Go through the listing and copy each line with the string "Area".

>> Start Data for this exercise

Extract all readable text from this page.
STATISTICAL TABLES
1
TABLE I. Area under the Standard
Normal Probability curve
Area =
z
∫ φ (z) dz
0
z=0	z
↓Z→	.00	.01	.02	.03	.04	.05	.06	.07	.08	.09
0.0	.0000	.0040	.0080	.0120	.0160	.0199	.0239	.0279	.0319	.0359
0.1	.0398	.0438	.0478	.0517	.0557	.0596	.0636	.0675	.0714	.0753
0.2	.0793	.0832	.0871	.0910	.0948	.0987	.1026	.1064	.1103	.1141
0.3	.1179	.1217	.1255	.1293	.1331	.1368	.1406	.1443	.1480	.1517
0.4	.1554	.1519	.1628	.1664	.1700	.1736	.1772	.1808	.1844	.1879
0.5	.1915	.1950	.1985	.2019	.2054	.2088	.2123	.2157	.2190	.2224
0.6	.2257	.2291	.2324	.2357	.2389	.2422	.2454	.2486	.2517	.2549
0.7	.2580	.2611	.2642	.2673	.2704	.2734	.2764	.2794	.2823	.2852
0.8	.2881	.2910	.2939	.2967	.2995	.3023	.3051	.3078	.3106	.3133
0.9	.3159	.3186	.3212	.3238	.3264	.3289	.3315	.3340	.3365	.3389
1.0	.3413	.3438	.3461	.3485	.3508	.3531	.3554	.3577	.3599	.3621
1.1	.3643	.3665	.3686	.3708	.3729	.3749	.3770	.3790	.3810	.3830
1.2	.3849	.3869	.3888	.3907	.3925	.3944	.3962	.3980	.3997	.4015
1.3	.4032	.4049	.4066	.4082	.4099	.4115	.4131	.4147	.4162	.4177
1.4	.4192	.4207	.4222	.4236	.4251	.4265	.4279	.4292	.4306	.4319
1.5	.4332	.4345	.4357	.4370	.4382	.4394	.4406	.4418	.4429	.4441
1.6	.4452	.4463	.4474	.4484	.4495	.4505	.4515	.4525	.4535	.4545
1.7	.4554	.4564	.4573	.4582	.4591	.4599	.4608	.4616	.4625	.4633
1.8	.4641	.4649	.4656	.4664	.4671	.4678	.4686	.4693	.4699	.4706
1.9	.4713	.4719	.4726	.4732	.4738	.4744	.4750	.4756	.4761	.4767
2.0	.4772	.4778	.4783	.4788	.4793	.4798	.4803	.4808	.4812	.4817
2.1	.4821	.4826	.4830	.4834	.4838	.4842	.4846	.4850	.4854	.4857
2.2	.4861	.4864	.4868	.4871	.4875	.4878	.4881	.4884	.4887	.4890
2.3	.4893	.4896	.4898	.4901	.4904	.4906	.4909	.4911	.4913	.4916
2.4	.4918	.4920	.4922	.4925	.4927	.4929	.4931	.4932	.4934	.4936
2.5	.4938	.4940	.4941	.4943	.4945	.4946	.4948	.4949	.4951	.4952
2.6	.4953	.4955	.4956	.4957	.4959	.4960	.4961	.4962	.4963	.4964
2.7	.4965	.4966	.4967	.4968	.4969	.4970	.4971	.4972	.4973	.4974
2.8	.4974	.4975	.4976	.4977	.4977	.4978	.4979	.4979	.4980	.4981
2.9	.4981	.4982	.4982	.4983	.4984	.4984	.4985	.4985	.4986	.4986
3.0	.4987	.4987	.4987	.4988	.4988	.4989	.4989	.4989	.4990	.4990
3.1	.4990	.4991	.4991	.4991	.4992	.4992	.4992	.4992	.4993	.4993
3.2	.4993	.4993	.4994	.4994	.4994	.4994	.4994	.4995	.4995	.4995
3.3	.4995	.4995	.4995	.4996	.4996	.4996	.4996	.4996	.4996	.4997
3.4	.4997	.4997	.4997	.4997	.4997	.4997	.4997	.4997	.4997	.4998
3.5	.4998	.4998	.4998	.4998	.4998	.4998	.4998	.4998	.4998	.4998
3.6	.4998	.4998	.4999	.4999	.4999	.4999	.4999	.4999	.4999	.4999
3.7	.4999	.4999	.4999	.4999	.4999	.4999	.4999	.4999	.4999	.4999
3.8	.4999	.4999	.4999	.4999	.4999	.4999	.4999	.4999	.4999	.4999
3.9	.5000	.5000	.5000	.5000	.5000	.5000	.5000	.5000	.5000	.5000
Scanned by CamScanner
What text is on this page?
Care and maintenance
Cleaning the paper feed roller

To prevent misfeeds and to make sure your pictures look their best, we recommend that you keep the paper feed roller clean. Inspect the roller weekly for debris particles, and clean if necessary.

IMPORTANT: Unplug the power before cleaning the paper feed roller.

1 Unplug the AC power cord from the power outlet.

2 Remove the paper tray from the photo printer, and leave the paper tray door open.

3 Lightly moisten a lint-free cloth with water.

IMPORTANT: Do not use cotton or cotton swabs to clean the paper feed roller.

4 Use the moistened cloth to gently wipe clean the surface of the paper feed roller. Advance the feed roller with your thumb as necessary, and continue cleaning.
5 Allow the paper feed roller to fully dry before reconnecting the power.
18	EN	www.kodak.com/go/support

>> End Data for this exercise

▸ Problem solution
TABLE I. Area under the Standard
Area =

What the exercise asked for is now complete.